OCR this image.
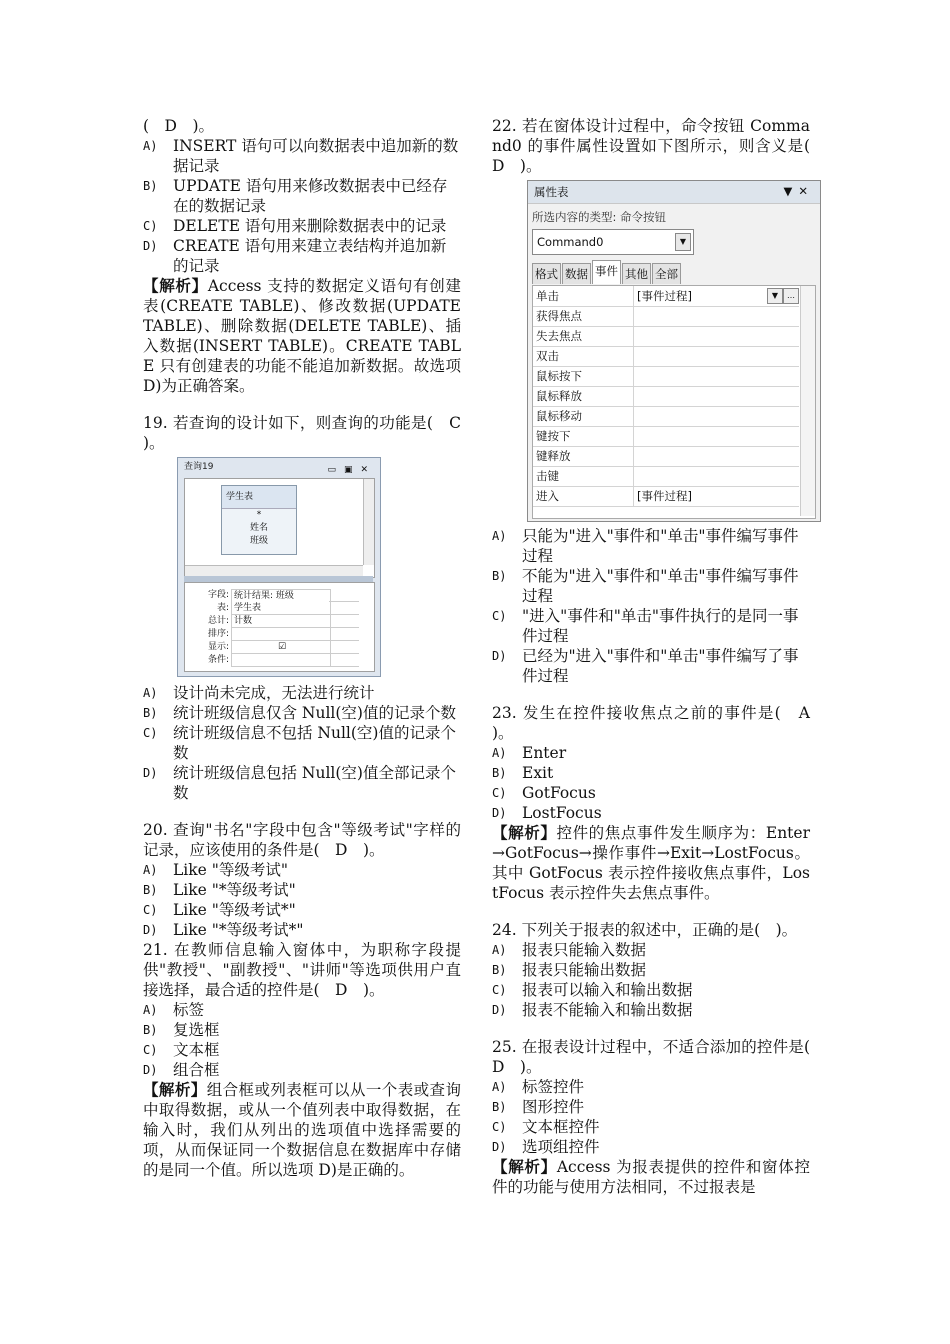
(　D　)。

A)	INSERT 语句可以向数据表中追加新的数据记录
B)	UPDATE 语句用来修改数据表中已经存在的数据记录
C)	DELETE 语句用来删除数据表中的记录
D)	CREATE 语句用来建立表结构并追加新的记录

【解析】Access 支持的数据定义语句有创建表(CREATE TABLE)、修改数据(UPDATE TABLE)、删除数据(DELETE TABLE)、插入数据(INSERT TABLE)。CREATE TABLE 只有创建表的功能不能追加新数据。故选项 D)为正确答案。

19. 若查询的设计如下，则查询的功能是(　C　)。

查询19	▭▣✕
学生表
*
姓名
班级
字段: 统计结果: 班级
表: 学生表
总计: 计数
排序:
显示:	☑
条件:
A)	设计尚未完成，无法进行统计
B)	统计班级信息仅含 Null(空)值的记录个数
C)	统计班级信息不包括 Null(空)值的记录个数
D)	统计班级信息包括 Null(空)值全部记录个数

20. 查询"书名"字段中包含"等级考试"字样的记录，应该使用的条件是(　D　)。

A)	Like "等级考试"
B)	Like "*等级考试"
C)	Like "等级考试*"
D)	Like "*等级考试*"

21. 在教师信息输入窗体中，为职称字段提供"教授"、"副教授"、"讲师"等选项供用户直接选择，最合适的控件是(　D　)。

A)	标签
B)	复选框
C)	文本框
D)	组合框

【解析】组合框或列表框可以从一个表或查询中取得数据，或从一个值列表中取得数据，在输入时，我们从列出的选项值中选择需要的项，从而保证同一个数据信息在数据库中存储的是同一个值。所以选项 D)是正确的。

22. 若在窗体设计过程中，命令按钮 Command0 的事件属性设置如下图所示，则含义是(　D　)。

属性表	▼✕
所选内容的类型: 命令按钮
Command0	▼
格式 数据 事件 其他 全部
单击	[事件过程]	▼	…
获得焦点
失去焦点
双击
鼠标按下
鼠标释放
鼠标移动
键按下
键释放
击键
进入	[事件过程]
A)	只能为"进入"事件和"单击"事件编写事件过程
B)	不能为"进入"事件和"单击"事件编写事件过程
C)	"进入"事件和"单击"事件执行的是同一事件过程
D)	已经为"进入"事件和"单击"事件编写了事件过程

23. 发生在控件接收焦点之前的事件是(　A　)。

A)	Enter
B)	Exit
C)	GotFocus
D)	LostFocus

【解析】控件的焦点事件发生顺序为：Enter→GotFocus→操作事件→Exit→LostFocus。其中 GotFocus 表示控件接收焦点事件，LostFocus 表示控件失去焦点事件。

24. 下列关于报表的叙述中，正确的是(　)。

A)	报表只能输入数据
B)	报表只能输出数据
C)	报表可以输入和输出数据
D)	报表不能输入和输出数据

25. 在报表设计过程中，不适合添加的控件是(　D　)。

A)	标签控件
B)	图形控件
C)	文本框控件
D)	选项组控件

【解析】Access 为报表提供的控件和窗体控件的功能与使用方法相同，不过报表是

===============

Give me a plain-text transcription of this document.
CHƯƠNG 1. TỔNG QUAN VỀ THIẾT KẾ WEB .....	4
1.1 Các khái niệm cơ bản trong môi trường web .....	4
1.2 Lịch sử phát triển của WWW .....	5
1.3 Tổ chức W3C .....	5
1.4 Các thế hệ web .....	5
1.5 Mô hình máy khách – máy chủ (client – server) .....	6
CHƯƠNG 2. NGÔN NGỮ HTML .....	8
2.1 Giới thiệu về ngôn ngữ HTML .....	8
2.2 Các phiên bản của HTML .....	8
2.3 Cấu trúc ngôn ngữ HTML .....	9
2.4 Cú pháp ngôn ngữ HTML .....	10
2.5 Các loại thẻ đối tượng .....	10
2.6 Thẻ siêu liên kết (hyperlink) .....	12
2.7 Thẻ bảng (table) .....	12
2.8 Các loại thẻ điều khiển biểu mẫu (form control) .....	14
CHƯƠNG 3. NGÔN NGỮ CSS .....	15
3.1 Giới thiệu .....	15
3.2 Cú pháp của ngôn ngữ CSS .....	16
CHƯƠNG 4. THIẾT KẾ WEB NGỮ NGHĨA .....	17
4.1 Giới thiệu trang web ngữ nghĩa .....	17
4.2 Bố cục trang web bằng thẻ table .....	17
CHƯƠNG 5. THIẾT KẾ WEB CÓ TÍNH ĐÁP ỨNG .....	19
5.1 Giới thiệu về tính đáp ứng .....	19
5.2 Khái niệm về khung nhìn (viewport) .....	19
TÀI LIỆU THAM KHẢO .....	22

===============

Look through the entries and find each line that has the string "INSERT". Copy those lines.

§ **OUTPUT OF THE EXERCISE**:
A)	INSERT 语句可以向数据表中追加新的数据记录
【解析】Access 支持的数据定义语句有创建表(CREATE TABLE)、修改数据(UPDATE TABLE)、删除数据(DELETE TABLE)、插入数据(INSERT TABLE)。CREATE TABLE 只有创建表的功能不能追加新数据。故选项 D)为正确答案。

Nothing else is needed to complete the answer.